» **Material for this exercise**:
################

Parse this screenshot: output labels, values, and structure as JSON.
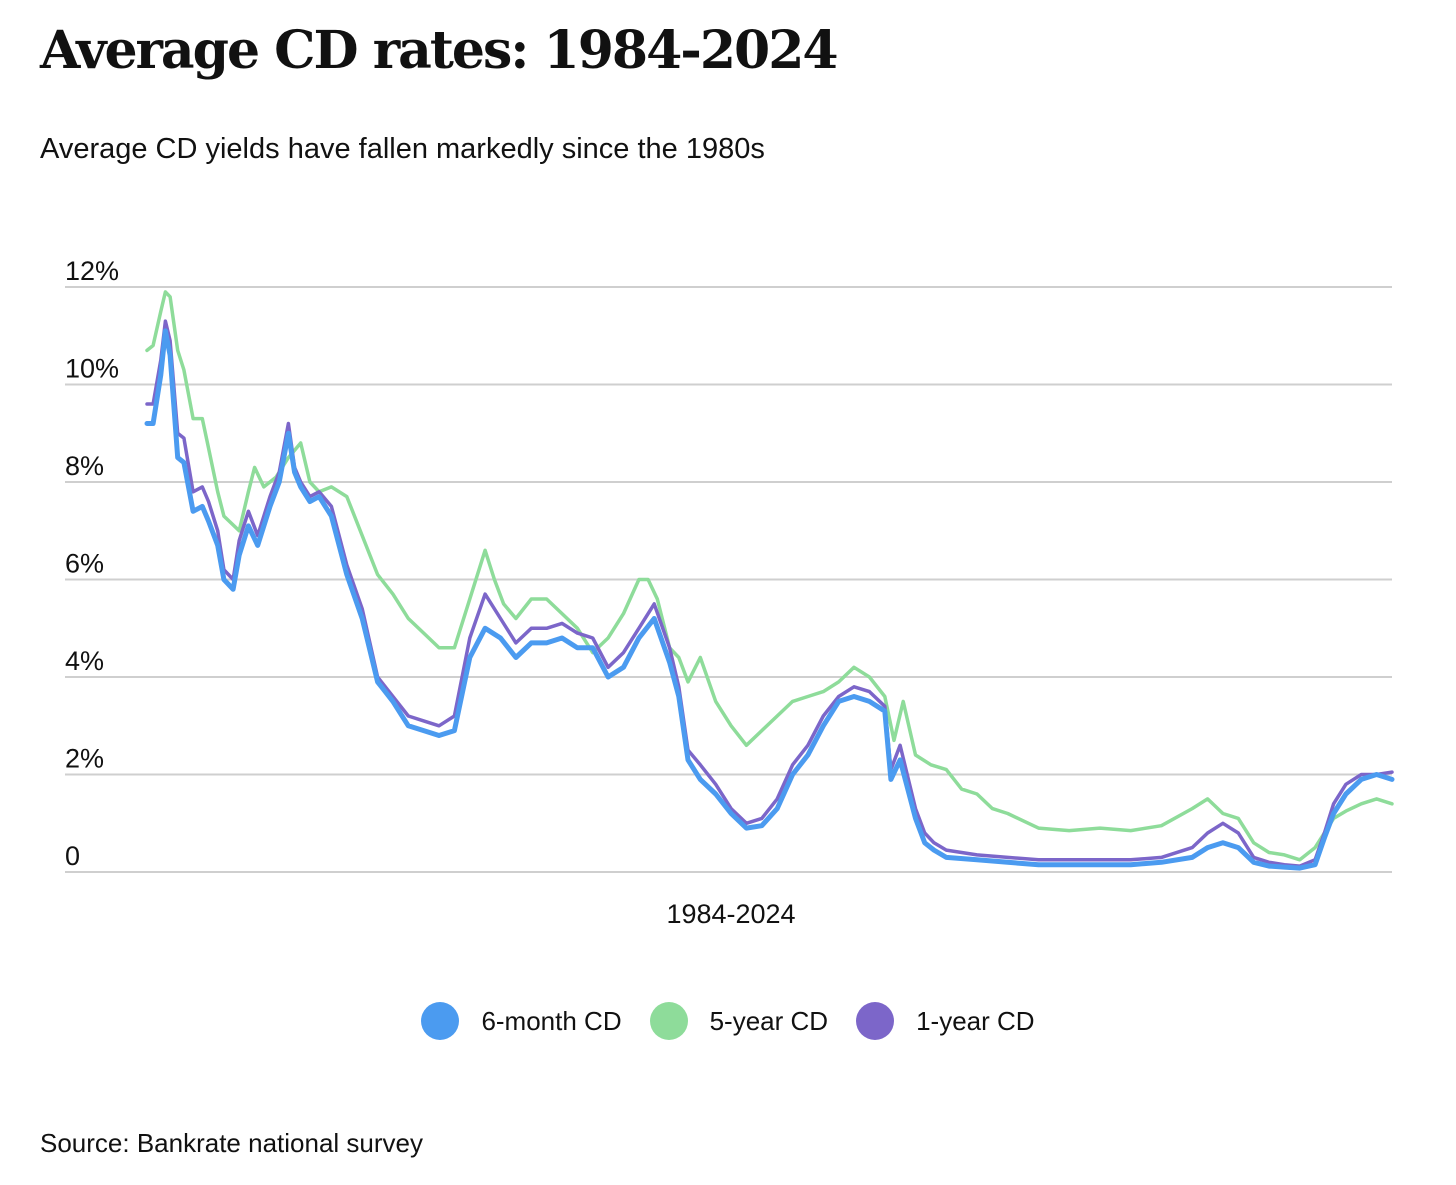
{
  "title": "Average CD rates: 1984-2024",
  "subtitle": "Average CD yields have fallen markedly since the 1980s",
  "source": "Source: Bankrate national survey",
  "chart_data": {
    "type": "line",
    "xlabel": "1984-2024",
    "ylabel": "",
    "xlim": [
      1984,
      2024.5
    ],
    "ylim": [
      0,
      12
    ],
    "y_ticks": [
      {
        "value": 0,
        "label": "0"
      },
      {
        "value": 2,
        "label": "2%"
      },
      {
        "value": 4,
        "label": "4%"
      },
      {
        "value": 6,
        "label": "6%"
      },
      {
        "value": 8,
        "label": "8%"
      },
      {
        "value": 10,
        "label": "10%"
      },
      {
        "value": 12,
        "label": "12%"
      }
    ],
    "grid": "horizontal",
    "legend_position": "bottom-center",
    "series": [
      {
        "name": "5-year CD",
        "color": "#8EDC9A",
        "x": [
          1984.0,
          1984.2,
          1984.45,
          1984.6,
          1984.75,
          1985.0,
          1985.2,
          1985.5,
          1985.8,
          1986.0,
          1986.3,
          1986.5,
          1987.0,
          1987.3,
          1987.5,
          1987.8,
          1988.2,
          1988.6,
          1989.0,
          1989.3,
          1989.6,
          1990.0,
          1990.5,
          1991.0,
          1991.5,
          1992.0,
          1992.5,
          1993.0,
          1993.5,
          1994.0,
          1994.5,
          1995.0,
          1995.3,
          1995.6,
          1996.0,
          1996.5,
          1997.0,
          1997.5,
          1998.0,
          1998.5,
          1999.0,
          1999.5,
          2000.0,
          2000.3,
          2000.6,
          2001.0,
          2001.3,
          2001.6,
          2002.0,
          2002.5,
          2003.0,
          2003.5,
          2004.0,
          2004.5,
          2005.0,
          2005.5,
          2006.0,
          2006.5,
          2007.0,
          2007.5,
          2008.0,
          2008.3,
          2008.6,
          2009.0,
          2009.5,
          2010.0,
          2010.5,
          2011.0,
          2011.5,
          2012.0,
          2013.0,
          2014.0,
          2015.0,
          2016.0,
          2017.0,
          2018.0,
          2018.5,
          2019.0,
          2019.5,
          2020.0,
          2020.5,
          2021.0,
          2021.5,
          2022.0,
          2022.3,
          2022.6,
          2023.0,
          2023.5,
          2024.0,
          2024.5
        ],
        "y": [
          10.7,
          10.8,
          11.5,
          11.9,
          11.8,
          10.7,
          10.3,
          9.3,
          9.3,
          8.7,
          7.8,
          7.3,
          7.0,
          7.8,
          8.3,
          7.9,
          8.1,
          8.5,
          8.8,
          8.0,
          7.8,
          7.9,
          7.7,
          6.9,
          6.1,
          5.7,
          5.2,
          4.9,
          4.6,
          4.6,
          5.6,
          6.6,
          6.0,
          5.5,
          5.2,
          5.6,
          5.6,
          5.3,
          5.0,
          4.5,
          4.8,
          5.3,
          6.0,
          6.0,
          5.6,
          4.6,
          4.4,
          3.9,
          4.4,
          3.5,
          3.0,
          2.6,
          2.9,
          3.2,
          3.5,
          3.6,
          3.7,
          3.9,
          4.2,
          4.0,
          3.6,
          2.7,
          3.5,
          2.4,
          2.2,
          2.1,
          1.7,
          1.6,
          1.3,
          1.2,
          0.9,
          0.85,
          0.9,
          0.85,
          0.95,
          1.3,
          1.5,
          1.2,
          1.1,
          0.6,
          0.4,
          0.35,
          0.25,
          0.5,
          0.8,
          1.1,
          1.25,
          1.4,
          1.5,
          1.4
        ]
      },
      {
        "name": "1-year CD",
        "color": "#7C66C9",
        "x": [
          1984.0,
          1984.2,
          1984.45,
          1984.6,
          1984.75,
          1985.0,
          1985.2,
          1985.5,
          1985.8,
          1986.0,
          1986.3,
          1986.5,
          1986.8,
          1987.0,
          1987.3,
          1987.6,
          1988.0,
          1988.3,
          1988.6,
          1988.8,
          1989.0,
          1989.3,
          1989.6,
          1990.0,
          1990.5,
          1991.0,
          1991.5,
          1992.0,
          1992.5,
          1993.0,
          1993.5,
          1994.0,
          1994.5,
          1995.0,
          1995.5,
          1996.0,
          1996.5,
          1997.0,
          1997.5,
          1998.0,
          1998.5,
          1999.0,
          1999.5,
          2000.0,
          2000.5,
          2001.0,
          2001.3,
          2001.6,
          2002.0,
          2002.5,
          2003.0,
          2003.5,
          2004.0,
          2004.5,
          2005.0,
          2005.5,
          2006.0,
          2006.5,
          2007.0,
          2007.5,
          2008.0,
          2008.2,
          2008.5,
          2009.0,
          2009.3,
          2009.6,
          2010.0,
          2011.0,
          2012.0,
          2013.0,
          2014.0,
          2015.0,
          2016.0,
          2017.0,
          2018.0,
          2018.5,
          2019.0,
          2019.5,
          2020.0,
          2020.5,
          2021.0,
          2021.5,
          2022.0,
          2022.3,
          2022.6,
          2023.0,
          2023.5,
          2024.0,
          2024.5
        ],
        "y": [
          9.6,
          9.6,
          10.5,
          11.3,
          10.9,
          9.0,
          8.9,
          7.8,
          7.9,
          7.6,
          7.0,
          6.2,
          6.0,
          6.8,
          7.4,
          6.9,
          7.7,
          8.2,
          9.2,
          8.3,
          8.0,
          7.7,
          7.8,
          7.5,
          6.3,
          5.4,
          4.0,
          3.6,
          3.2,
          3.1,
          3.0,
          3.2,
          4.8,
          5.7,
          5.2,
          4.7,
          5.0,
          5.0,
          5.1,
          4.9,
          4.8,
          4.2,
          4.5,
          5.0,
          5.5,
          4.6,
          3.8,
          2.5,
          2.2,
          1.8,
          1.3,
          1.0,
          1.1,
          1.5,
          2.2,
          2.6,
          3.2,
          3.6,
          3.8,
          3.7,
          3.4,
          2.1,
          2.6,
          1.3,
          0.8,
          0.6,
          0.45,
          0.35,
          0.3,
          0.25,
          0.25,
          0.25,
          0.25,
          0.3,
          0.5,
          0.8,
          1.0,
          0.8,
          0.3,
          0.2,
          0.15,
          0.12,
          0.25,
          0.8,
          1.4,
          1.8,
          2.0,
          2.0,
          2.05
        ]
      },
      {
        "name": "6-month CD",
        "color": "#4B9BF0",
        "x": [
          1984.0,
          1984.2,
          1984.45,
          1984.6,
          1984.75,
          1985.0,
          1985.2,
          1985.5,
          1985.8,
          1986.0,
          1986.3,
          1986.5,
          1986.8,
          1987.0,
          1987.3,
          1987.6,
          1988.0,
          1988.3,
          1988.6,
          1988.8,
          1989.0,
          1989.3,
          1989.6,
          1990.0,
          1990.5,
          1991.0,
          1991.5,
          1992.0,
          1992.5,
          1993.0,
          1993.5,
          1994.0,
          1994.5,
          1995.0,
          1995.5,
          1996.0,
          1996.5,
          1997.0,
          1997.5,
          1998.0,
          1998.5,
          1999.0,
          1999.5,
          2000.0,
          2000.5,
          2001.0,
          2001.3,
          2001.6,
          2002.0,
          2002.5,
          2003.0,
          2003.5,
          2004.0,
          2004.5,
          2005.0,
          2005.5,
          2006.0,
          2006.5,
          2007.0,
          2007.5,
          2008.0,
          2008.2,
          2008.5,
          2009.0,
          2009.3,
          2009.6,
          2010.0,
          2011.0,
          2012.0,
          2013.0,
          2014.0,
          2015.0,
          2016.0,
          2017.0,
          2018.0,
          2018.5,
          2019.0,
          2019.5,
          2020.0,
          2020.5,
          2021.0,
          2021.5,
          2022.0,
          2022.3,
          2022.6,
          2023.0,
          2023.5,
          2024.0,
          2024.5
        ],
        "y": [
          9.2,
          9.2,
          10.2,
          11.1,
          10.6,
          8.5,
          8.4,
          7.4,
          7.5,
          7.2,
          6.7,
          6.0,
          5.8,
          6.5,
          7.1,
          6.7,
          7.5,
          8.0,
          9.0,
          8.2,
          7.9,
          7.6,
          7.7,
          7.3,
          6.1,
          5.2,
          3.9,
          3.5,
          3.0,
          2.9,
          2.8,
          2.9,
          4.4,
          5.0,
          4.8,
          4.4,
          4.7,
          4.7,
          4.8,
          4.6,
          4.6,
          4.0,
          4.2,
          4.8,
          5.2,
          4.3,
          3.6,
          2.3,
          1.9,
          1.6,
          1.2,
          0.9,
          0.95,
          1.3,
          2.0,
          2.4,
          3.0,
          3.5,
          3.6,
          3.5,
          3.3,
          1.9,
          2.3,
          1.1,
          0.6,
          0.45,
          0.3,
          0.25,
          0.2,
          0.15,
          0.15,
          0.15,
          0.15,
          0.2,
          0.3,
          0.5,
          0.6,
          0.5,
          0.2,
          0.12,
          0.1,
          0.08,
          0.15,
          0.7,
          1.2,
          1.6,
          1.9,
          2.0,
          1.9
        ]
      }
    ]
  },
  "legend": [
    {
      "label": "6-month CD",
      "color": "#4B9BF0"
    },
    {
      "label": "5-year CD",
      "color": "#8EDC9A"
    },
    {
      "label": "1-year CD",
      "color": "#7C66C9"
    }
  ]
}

################

» **Stated exercise**: Within the material above, find the lines that contain the word "Average"; copy them.

» **Completed task**:
  "title": "Average CD rates: 1984-2024",
  "subtitle": "Average CD yields have fallen markedly since the 1980s",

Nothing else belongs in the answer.